* EXERCISE DETAILS:
In the listing below, identify each line with the word "koord" and return those lines.

====== EXTRACTED MATERIAL

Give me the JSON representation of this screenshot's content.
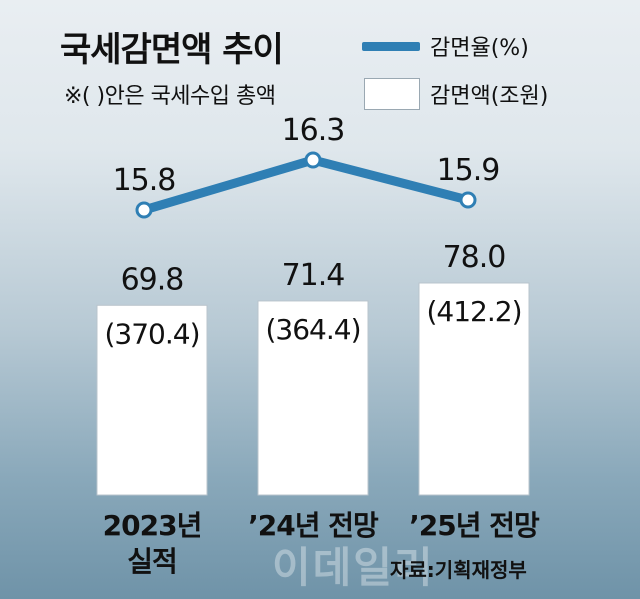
{
  "header": {
    "title": "국세감면액 추이",
    "note": "※(   )안은 국세수입 총액"
  },
  "legend": {
    "rate_label": "감면율(%)",
    "amount_label": "감면액(조원)",
    "rate_color": "#2f7fb4"
  },
  "chart_data": {
    "type": "bar",
    "categories": [
      "2023년\n실적",
      "’24년 전망",
      "’25년 전망"
    ],
    "series": [
      {
        "name": "감면액(조원)",
        "values": [
          69.8,
          71.4,
          78.0
        ],
        "totals": [
          "(370.4)",
          "(364.4)",
          "(412.2)"
        ]
      },
      {
        "name": "감면율(%)",
        "type": "line",
        "values": [
          15.8,
          16.3,
          15.9
        ]
      }
    ]
  },
  "footer": {
    "watermark": "이데일리",
    "source": "자료:기획재정부"
  }
}
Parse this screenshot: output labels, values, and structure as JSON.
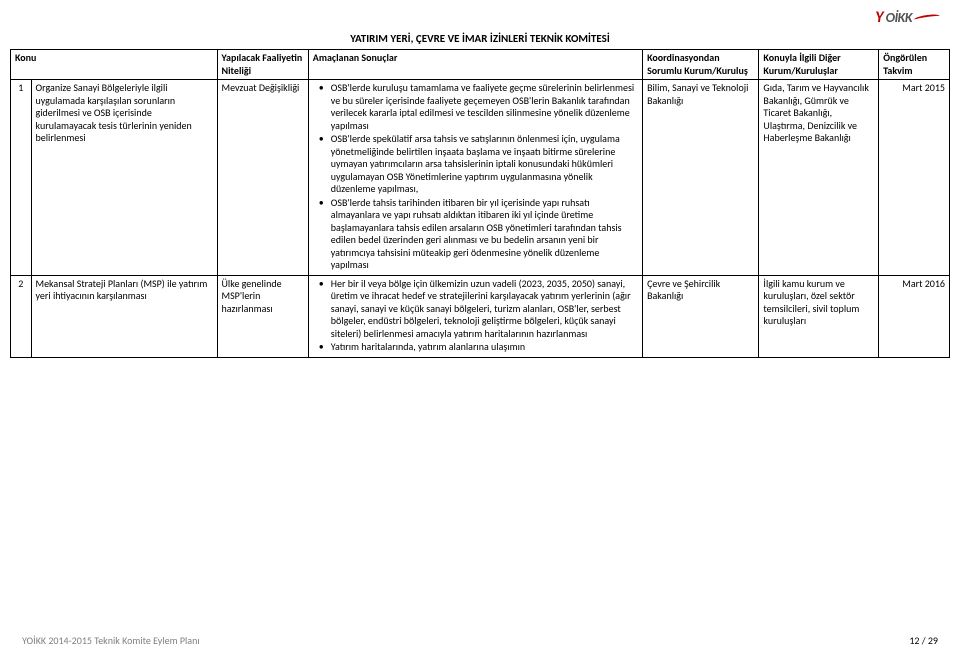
{
  "logo": {
    "y": "Y",
    "oikk": "OİKK"
  },
  "title": "YATIRIM YERİ, ÇEVRE VE İMAR İZİNLERİ TEKNİK KOMİTESİ",
  "headers": {
    "konu": "Konu",
    "nitelik": "Yapılacak Faaliyetin Niteliği",
    "sonuc": "Amaçlanan Sonuçlar",
    "koord": "Koordinasyondan Sorumlu Kurum/Kuruluş",
    "diger": "Konuyla İlgili Diğer Kurum/Kuruluşlar",
    "takvim": "Öngörülen Takvim"
  },
  "rows": [
    {
      "num": "1",
      "konu": "Organize Sanayi Bölgeleriyle ilgili uygulamada karşılaşılan sorunların giderilmesi ve OSB içerisinde kurulamayacak tesis türlerinin yeniden belirlenmesi",
      "nitelik": "Mevzuat Değişikliği",
      "bullets": [
        "OSB'lerde kuruluşu tamamlama ve faaliyete geçme  sürelerinin belirlenmesi ve bu süreler içerisinde faaliyete geçemeyen OSB'lerin Bakanlık tarafından verilecek kararla iptal edilmesi ve tescilden silinmesine yönelik düzenleme yapılması",
        "OSB'lerde spekülatif arsa tahsis ve satışlarının önlenmesi için, uygulama yönetmeliğinde belirtilen inşaata başlama ve inşaatı bitirme sürelerine uymayan yatırımcıların arsa tahsislerinin iptali konusundaki hükümleri uygulamayan OSB Yönetimlerine yaptırım uygulanmasına yönelik düzenleme yapılması,",
        "OSB'lerde tahsis tarihinden itibaren bir yıl içerisinde yapı ruhsatı almayanlara ve yapı ruhsatı aldıktan itibaren iki yıl içinde üretime başlamayanlara tahsis edilen arsaların OSB yönetimleri tarafından tahsis edilen bedel üzerinden geri alınması ve bu bedelin arsanın yeni bir yatırımcıya tahsisini müteakip geri ödenmesine yönelik düzenleme yapılması"
      ],
      "koord": "Bilim, Sanayi ve Teknoloji Bakanlığı",
      "diger": "Gıda, Tarım ve Hayvancılık Bakanlığı, Gümrük ve Ticaret Bakanlığı, Ulaştırma, Denizcilik ve Haberleşme Bakanlığı",
      "takvim": "Mart 2015"
    },
    {
      "num": "2",
      "konu": "Mekansal Strateji Planları (MSP) ile yatırım yeri ihtiyacının karşılanması",
      "nitelik": "Ülke genelinde MSP'lerin hazırlanması",
      "bullets": [
        "Her bir il veya bölge için ülkemizin uzun vadeli (2023, 2035, 2050) sanayi, üretim ve ihracat hedef ve stratejilerini karşılayacak yatırım yerlerinin (ağır sanayi, sanayi ve küçük sanayi bölgeleri, turizm alanları, OSB'ler, serbest bölgeler, endüstri bölgeleri, teknoloji geliştirme bölgeleri, küçük sanayi siteleri) belirlenmesi amacıyla yatırım haritalarının hazırlanması",
        "Yatırım haritalarında, yatırım alanlarına ulaşımın"
      ],
      "koord": "Çevre ve Şehircilik Bakanlığı",
      "diger": "İlgili kamu kurum ve kuruluşları, özel sektör temsilcileri, sivil toplum kuruluşları",
      "takvim": "Mart 2016"
    }
  ],
  "footer": {
    "left": "YOİKK 2014-2015 Teknik Komite Eylem Planı",
    "right": "12 / 29"
  }
}
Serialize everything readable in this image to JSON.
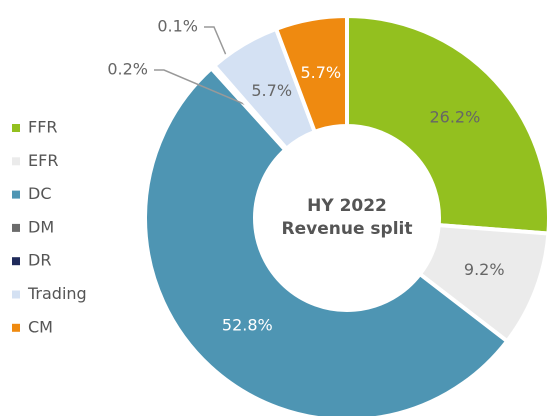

============

* RESULT FOR THIS EXERCISE:
    "koord": "Koordinasyondan Sorumlu Kurum/Kuruluş",
      "koord": "Bilim, Sanayi ve Teknoloji Bakanlığı",
      "koord": "Çevre ve Şehircilik Bakanlığı",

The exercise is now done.